(Collected data)
* * *

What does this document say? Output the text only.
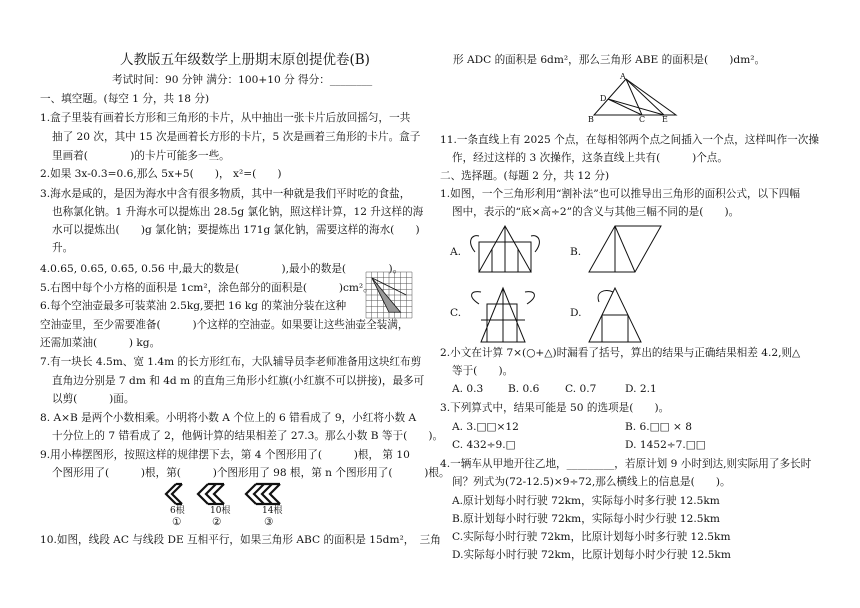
人教版五年级数学上册期末原创提优卷(B)
考试时间：90 分钟 满分：100+10 分 得分：________
一、填空题。(每空 1 分，共 18 分)
1.盒子里装有画着长方形和三角形的卡片，从中抽出一张卡片后放回摇匀，一共
抽了 20 次，其中 15 次是画着长方形的卡片，5 次是画着三角形的卡片。盒子
里画着(　　　　)的卡片可能多一些。
2.如果 3x-0.3=0.6,那么 5x+5(　　)， x²=(　　)
3.海水是咸的，是因为海水中含有很多物质，其中一种就是我们平时吃的食盐，
也称氯化钠。1 升海水可以提炼出 28.5g 氯化钠，照这样计算，12 升这样的海
水可以提炼出(　　)g 氯化钠；要提炼出 171g 氯化钠，需要这样的海水(　　)
升。
4.0.65, 0.65̇, 0.6̇5̇, 0.56 中,最大的数是(　　　　),最小的数是(　　　　)。
5.右图中每个小方格的面积是 1cm²，涂色部分的面积是(　　　)cm²。
6.每个空油壶最多可装菜油 2.5kg,要把 16 kg 的菜油分装在这种
空油壶里，至少需要准备(　　　)个这样的空油壶。如果要让这些油壶全装满，
还需加菜油(　　　) kg。
7.有一块长 4.5m、宽 1.4m 的长方形红布，大队辅导员李老师准备用这块红布剪
直角边分别是 7 dm 和 4d m 的直角三角形小红旗(小红旗不可以拼接)，最多可
以剪(　　　)面。
8. A×B 是两个小数相乘。小明将小数 A 个位上的 6 错看成了 9，小红将小数 A
十分位上的 7 错看成了 2，他俩计算的结果相差了 27.3。那么小数 B 等于(　　)。
9.用小棒摆图形，按照这样的规律摆下去，第 4 个图形用了(　　　)根， 第 10
个图形用了(　　　)根，第(　　　)个图形用了 98 根，第 n 个图形用了(　　　)根。
6根	10根	14根
①	②	③
10.如图，线段 AC 与线段 DE 互相平行，如果三角形 ABC 的面积是 15dm²，　三角
形 ADC 的面积是 6dm²，那么三角形 ABE 的面积是(　　)dm²。
A
B	C
D
E
11.一条直线上有 2025 个点，在每相邻两个点之间插入一个点，这样叫作一次操
作，经过这样的 3 次操作，这条直线上共有(　　　)个点。
二、选择题。(每题 2 分，共 12 分)
1.如图，一个三角形利用“割补法”也可以推导出三角形的面积公式，以下四幅
图中，表示的“底×高÷2”的含义与其他三幅不同的是(　　)。
A.	B.
C.	D.
2.小文在计算 7×(○+△)时漏看了括号，算出的结果与正确结果相差 4.2,则△
等于(　　)。
A. 0.3 B. 0.6 C. 0.7	D. 2.1
3.下列算式中，结果可能是 50 的选项是(　　)。
A. 3.□□×12	B. 6.□□ × 8
C. 432÷9.□	D. 1452÷7.□□
4.一辆车从甲地开往乙地，_________，若原计划 9 小时到达,则实际用了多长时
间？列式为(72-12.5)×9÷72,那么横线上的信息是(　　)。
A.原计划每小时行驶 72km，实际每小时多行驶 12.5km
B.原计划每小时行驶 72km，实际每小时少行驶 12.5km
C.实际每小时行驶 72km，比原计划每小时多行驶 12.5km
D.实际每小时行驶 72km，比原计划每小时少行驶 12.5km
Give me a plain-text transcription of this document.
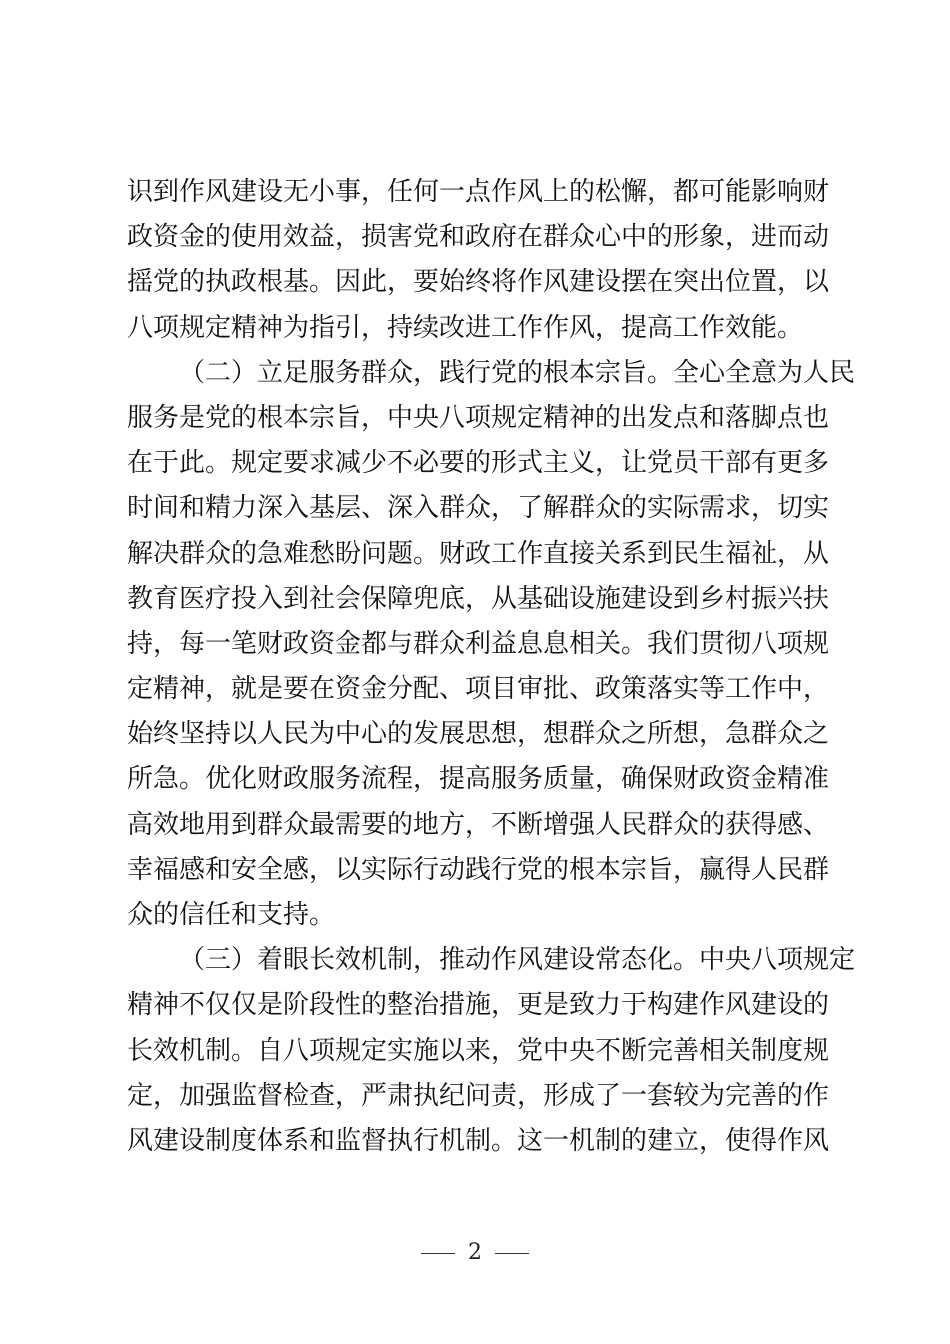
识到作风建设无小事，任何一点作风上的松懈，都可能影响财
政资金的使用效益，损害党和政府在群众心中的形象，进而动
摇党的执政根基。因此，要始终将作风建设摆在突出位置，以
八项规定精神为指引，持续改进工作作风，提高工作效能。
（二）立足服务群众，践行党的根本宗旨。全心全意为人民
服务是党的根本宗旨，中央八项规定精神的出发点和落脚点也
在于此。规定要求减少不必要的形式主义，让党员干部有更多
时间和精力深入基层、深入群众，了解群众的实际需求，切实
解决群众的急难愁盼问题。财政工作直接关系到民生福祉，从
教育医疗投入到社会保障兜底，从基础设施建设到乡村振兴扶
持，每一笔财政资金都与群众利益息息相关。我们贯彻八项规
定精神，就是要在资金分配、项目审批、政策落实等工作中，
始终坚持以人民为中心的发展思想，想群众之所想，急群众之
所急。优化财政服务流程，提高服务质量，确保财政资金精准
高效地用到群众最需要的地方，不断增强人民群众的获得感、
幸福感和安全感，以实际行动践行党的根本宗旨，赢得人民群
众的信任和支持。
（三）着眼长效机制，推动作风建设常态化。中央八项规定
精神不仅仅是阶段性的整治措施，更是致力于构建作风建设的
长效机制。自八项规定实施以来，党中央不断完善相关制度规
定，加强监督检查，严肃执纪问责，形成了一套较为完善的作
风建设制度体系和监督执行机制。这一机制的建立，使得作风
2
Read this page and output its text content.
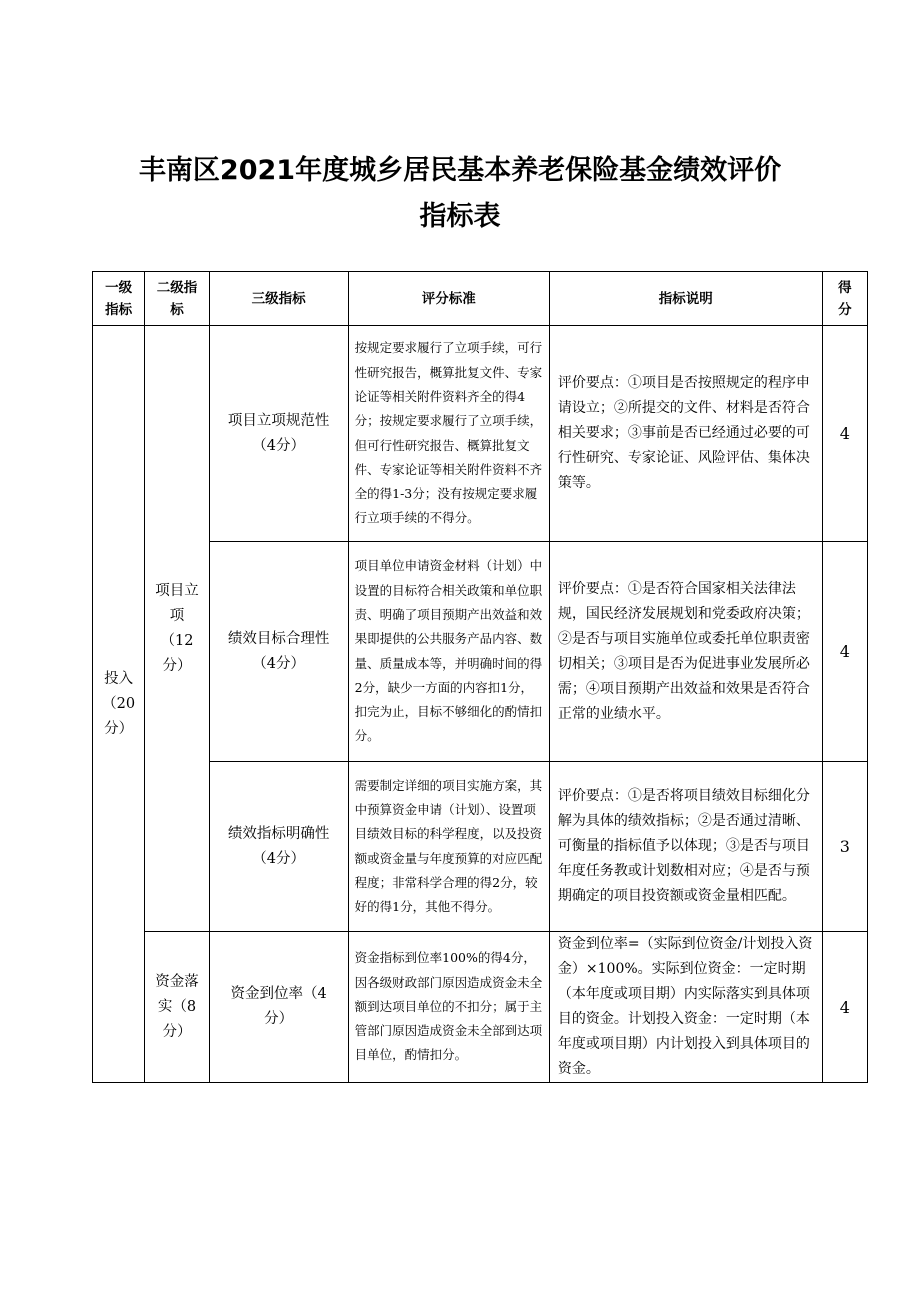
丰南区2021年度城乡居民基本养老保险基金绩效评价
指标表
一级指标	二级指标	三级指标	评分标准	指标说明	得分

投入（20分）	项目立项（12分）	项目立项规范性（4分）	按规定要求履行了立项手续，可行性研究报告，概算批复文件、专家论证等相关附件资料齐全的得4分；按规定要求履行了立项手续，但可行性研究报告、概算批复文件、专家论证等相关附件资料不齐全的得1-3分；没有按规定要求履行立项手续的不得分。	评价要点：①项目是否按照规定的程序申请设立；②所提交的文件、材料是否符合相关要求；③事前是否已经通过必要的可行性研究、专家论证、风险评估、集体决策等。	4

		绩效目标合理性（4分）	项目单位申请资金材料（计划）中设置的目标符合相关政策和单位职责、明确了项目预期产出效益和效果即提供的公共服务产品内容、数量、质量成本等，并明确时间的得2分，缺少一方面的内容扣1分，扣完为止，目标不够细化的酌情扣分。	评价要点：①是否符合国家相关法律法规，国民经济发展规划和党委政府决策；②是否与项目实施单位或委托单位职责密切相关；③项目是否为促进事业发展所必需；④项目预期产出效益和效果是否符合正常的业绩水平。	4

		绩效指标明确性（4分）	需要制定详细的项目实施方案，其中预算资金申请（计划）、设置项目绩效目标的科学程度，以及投资额或资金量与年度预算的对应匹配程度；非常科学合理的得2分，较好的得1分，其他不得分。	评价要点：①是否将项目绩效目标细化分解为具体的绩效指标；②是否通过清晰、可衡量的指标值予以体现；③是否与项目年度任务教或计划数相对应；④是否与预期确定的项目投资额或资金量相匹配。	3

	资金落实（8分）	资金到位率（4分）	资金指标到位率100%的得4分，因各级财政部门原因造成资金未全额到达项目单位的不扣分；属于主管部门原因造成资金未全部到达项目单位，酌情扣分。	资金到位率=（实际到位资金/计划投入资金）×100%。实际到位资金：一定时期（本年度或项目期）内实际落实到具体项目的资金。计划投入资金：一定时期（本年度或项目期）内计划投入到具体项目的资金。	4
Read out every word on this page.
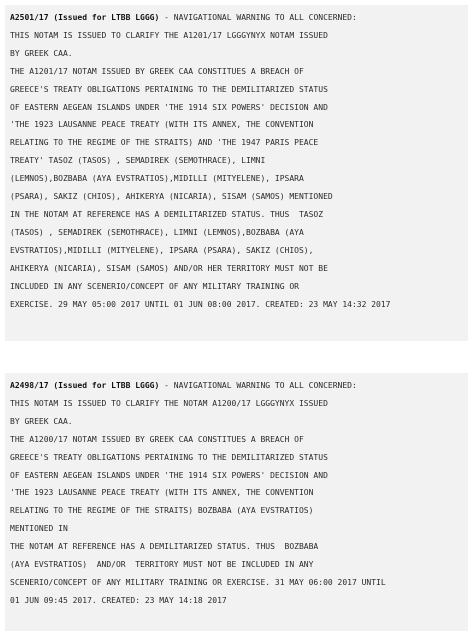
A2501/17 (Issued for LTBB LGGG) - NAVIGATIONAL WARNING TO ALL CONCERNED:
THIS NOTAM IS ISSUED TO CLARIFY THE A1201/17 LGGGYNYX NOTAM ISSUED
BY GREEK CAA.
THE A1201/17 NOTAM ISSUED BY GREEK CAA CONSTITUES A BREACH OF
GREECE'S TREATY OBLIGATIONS PERTAINING TO THE DEMILITARIZED STATUS
OF EASTERN AEGEAN ISLANDS UNDER 'THE 1914 SIX POWERS' DECISION AND
'THE 1923 LAUSANNE PEACE TREATY (WITH ITS ANNEX, THE CONVENTION
RELATING TO THE REGIME OF THE STRAITS) AND 'THE 1947 PARIS PEACE
TREATY' TASOZ (TASOS) , SEMADIREK (SEMOTHRACE), LIMNI
(LEMNOS),BOZBABA (AYA EVSTRATIOS),MIDILLI (MITYELENE), IPSARA
(PSARA), SAKIZ (CHIOS), AHIKERYA (NICARIA), SISAM (SAMOS) MENTIONED
IN THE NOTAM AT REFERENCE HAS A DEMILITARIZED STATUS. THUS  TASOZ
(TASOS) , SEMADIREK (SEMOTHRACE), LIMNI (LEMNOS),BOZBABA (AYA
EVSTRATIOS),MIDILLI (MITYELENE), IPSARA (PSARA), SAKIZ (CHIOS),
AHIKERYA (NICARIA), SISAM (SAMOS) AND/OR HER TERRITORY MUST NOT BE
INCLUDED IN ANY SCENERIO/CONCEPT OF ANY MILITARY TRAINING OR
EXERCISE. 29 MAY 05:00 2017 UNTIL 01 JUN 08:00 2017. CREATED: 23 MAY 14:32 2017
A2498/17 (Issued for LTBB LGGG) - NAVIGATIONAL WARNING TO ALL CONCERNED:
THIS NOTAM IS ISSUED TO CLARIFY THE NOTAM A1200/17 LGGGYNYX ISSUED
BY GREEK CAA.
THE A1200/17 NOTAM ISSUED BY GREEK CAA CONSTITUES A BREACH OF
GREECE'S TREATY OBLIGATIONS PERTAINING TO THE DEMILITARIZED STATUS
OF EASTERN AEGEAN ISLANDS UNDER 'THE 1914 SIX POWERS' DECISION AND
'THE 1923 LAUSANNE PEACE TREATY (WITH ITS ANNEX, THE CONVENTION
RELATING TO THE REGIME OF THE STRAITS) BOZBABA (AYA EVSTRATIOS)
MENTIONED IN
THE NOTAM AT REFERENCE HAS A DEMILITARIZED STATUS. THUS  BOZBABA
(AYA EVSTRATIOS)  AND/OR  TERRITORY MUST NOT BE INCLUDED IN ANY
SCENERIO/CONCEPT OF ANY MILITARY TRAINING OR EXERCISE. 31 MAY 06:00 2017 UNTIL
01 JUN 09:45 2017. CREATED: 23 MAY 14:18 2017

* * *

◆ Do this:
Starting at the line that holds "Read out every word on this page.", repeat every line through the end of the listing exactly as written, skipping any picture.

◆ Answer below:
Read out every word on this page.
A2501/17 (Issued for LTBB LGGG) - NAVIGATIONAL WARNING TO ALL CONCERNED:
THIS NOTAM IS ISSUED TO CLARIFY THE A1201/17 LGGGYNYX NOTAM ISSUED
BY GREEK CAA.
THE A1201/17 NOTAM ISSUED BY GREEK CAA CONSTITUES A BREACH OF
GREECE'S TREATY OBLIGATIONS PERTAINING TO THE DEMILITARIZED STATUS
OF EASTERN AEGEAN ISLANDS UNDER 'THE 1914 SIX POWERS' DECISION AND
'THE 1923 LAUSANNE PEACE TREATY (WITH ITS ANNEX, THE CONVENTION
RELATING TO THE REGIME OF THE STRAITS) AND 'THE 1947 PARIS PEACE
TREATY' TASOZ (TASOS) , SEMADIREK (SEMOTHRACE), LIMNI
(LEMNOS),BOZBABA (AYA EVSTRATIOS),MIDILLI (MITYELENE), IPSARA
(PSARA), SAKIZ (CHIOS), AHIKERYA (NICARIA), SISAM (SAMOS) MENTIONED
IN THE NOTAM AT REFERENCE HAS A DEMILITARIZED STATUS. THUS  TASOZ
(TASOS) , SEMADIREK (SEMOTHRACE), LIMNI (LEMNOS),BOZBABA (AYA
EVSTRATIOS),MIDILLI (MITYELENE), IPSARA (PSARA), SAKIZ (CHIOS),
AHIKERYA (NICARIA), SISAM (SAMOS) AND/OR HER TERRITORY MUST NOT BE
INCLUDED IN ANY SCENERIO/CONCEPT OF ANY MILITARY TRAINING OR
EXERCISE. 29 MAY 05:00 2017 UNTIL 01 JUN 08:00 2017. CREATED: 23 MAY 14:32 2017
A2498/17 (Issued for LTBB LGGG) - NAVIGATIONAL WARNING TO ALL CONCERNED:
THIS NOTAM IS ISSUED TO CLARIFY THE NOTAM A1200/17 LGGGYNYX ISSUED
BY GREEK CAA.
THE A1200/17 NOTAM ISSUED BY GREEK CAA CONSTITUES A BREACH OF
GREECE'S TREATY OBLIGATIONS PERTAINING TO THE DEMILITARIZED STATUS
OF EASTERN AEGEAN ISLANDS UNDER 'THE 1914 SIX POWERS' DECISION AND
'THE 1923 LAUSANNE PEACE TREATY (WITH ITS ANNEX, THE CONVENTION
RELATING TO THE REGIME OF THE STRAITS) BOZBABA (AYA EVSTRATIOS)
MENTIONED IN
THE NOTAM AT REFERENCE HAS A DEMILITARIZED STATUS. THUS  BOZBABA
(AYA EVSTRATIOS)  AND/OR  TERRITORY MUST NOT BE INCLUDED IN ANY
SCENERIO/CONCEPT OF ANY MILITARY TRAINING OR EXERCISE. 31 MAY 06:00 2017 UNTIL
01 JUN 09:45 2017. CREATED: 23 MAY 14:18 2017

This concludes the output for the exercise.